■ WHAT TO DO ■
Please list all lines of the material below in which the string "Quarterly" occurs.

Records about charts and figures:
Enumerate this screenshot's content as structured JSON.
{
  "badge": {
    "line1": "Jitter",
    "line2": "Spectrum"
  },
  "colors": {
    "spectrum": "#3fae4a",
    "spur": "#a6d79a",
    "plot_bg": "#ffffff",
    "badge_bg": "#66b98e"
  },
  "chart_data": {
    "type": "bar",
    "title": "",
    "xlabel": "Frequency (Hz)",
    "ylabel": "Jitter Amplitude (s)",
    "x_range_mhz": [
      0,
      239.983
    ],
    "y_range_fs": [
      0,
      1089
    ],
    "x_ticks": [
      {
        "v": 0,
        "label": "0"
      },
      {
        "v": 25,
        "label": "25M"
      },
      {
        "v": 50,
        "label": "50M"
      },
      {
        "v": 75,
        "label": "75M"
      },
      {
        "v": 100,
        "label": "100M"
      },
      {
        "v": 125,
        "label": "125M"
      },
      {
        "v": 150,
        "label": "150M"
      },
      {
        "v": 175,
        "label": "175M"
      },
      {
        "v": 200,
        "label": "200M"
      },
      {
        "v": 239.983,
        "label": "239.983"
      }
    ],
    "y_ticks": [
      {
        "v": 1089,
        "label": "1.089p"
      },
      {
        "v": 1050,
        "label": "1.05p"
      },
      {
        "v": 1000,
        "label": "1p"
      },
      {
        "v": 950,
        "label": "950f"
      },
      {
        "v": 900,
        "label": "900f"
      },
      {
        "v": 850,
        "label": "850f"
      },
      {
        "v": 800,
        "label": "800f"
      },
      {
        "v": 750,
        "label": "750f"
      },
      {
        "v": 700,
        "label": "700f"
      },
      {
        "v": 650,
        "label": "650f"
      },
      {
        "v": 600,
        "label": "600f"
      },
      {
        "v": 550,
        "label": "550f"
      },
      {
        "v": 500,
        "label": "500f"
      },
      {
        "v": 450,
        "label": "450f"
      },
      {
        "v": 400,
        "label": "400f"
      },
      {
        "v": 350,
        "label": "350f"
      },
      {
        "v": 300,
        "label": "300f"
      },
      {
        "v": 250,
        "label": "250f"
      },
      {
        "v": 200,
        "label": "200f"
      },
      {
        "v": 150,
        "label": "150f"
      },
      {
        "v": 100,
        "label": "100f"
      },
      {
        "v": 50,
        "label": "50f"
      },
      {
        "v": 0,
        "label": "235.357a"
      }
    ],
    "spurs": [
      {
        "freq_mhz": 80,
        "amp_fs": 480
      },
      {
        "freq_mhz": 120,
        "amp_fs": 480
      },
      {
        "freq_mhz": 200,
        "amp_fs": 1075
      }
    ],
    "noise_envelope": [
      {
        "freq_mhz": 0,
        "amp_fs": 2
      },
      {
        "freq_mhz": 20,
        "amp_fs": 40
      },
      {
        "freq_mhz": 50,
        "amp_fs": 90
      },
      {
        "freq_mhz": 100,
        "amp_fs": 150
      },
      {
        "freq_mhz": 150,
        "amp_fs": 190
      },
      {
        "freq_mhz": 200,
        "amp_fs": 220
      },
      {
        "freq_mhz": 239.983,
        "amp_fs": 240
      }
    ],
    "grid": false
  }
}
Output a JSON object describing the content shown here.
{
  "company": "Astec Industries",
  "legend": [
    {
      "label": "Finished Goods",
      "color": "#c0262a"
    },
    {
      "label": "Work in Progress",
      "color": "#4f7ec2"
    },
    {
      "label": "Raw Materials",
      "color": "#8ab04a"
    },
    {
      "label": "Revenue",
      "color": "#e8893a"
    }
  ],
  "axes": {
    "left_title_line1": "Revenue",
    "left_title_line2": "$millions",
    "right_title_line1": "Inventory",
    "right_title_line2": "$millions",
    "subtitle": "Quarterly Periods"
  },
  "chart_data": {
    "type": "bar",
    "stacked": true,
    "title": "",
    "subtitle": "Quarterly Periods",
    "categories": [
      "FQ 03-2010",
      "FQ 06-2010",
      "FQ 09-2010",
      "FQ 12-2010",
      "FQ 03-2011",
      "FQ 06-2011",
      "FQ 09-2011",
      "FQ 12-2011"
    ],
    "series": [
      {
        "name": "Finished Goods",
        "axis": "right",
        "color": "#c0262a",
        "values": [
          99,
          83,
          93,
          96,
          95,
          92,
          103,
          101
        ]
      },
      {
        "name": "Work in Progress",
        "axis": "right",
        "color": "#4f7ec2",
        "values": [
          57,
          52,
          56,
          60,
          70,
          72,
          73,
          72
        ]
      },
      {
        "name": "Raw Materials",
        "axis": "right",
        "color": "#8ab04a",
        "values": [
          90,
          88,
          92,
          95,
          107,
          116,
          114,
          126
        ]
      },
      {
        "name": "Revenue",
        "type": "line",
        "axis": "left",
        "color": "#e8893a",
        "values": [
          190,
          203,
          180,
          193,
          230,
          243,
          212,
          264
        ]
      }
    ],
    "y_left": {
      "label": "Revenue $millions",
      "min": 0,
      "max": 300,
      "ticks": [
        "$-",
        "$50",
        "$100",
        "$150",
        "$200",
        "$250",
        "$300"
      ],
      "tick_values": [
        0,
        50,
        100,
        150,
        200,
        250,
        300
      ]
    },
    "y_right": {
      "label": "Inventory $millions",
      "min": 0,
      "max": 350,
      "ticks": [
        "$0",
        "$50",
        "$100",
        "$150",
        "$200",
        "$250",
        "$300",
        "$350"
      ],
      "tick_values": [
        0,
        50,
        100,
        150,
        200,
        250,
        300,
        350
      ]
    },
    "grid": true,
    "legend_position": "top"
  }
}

■ WRITTEN RESPONSE ■
    "subtitle": "Quarterly Periods"
    "subtitle": "Quarterly Periods",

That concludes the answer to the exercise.